MAE WEST [1893 — 1980] returns to California soon when her pages take the stage.
• • Did you know that the San Francisco Chronicle just published their fall arts preview? Entertainment reporter Steven Winn reminded his readers that, in November 2007, a local playhouse the Aurora Theatre will offer a production of Mae West's controversial play "Sex."
• • When she wrote it in 1926, Mae West deliberately distanced her characters from the American way of life by setting the action in a Montreal brothel.
• • This play confronts the issue of women who are separated by class and their attitudes about sexuality. West's character Margy learns the painful lesson that women are not bound in sisterhood simply because they have both shared the betrayal of men.
• • Happily, these plays finally appeared in printed form [on 13 August 1997] a decade ago.
• • This might be a good time to get Three Plays by Mae West: Sex, The Drag, and Pleasure Man edited by Professor Lillian Schlissel [Routledge, August 1997].

• • • • • • •

Written tasks:
a) Reproduce the section of the Mae West passage that begins with "MAE WEST [1893" and ends with "a decade ago.", switching "Montreal" to "Toronto".
b) Translate this sentence from the Mae West passage into Spanish: "This play confronts the issue of women who are separated by class and their attitudes about sexuality."

• • • • • • •

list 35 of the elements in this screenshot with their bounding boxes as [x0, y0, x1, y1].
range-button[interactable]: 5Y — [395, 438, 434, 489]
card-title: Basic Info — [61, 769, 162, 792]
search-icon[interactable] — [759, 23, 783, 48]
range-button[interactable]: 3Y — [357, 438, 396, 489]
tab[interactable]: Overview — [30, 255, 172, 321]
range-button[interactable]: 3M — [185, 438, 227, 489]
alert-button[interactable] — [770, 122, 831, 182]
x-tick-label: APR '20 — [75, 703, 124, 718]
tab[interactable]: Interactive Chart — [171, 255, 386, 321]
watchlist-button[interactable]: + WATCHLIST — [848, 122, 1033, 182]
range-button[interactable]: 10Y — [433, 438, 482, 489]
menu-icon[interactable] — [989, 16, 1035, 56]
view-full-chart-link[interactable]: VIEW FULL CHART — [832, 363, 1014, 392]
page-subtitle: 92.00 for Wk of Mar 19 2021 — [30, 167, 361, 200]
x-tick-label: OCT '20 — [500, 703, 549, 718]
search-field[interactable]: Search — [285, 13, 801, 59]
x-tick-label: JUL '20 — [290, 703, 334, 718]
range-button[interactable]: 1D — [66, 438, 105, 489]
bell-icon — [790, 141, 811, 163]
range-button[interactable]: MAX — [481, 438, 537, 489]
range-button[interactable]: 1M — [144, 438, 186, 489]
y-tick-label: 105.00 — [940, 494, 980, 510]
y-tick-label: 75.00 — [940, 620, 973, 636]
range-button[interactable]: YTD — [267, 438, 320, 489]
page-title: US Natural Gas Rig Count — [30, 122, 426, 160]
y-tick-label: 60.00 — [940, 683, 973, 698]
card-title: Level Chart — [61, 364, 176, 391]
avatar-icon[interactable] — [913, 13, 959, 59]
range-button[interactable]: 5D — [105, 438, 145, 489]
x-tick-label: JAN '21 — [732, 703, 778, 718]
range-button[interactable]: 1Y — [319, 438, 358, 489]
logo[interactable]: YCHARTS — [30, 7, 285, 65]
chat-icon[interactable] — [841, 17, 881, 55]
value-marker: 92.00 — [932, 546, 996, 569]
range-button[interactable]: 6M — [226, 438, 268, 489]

• • • • • • •

Responses in order:
a)
MAE WEST [1893 — 1980] returns to California soon when her pages take the stage.
• • Did you know that the San Francisco Chronicle just published their fall arts preview? Entertainment reporter Steven Winn reminded his readers that, in November 2007, a local playhouse the Aurora Theatre will offer a production of Mae West's controversial play "Sex."
• • When she wrote it in 1926, Mae West deliberately distanced her characters from the American way of life by setting the action in a Toronto brothel.
• • This play confronts the issue of women who are separated by class and their attitudes about sexuality. West's character Margy learns the painful lesson that women are not bound in sisterhood simply because they have both shared the betrayal of men.
• • Happily, these plays finally appeared in printed form [on 13 August 1997] a decade ago.

b) Esta obra afronta la cuestión de las mujeres que están separadas por la clase social y sus actitudes hacia la sexualidad.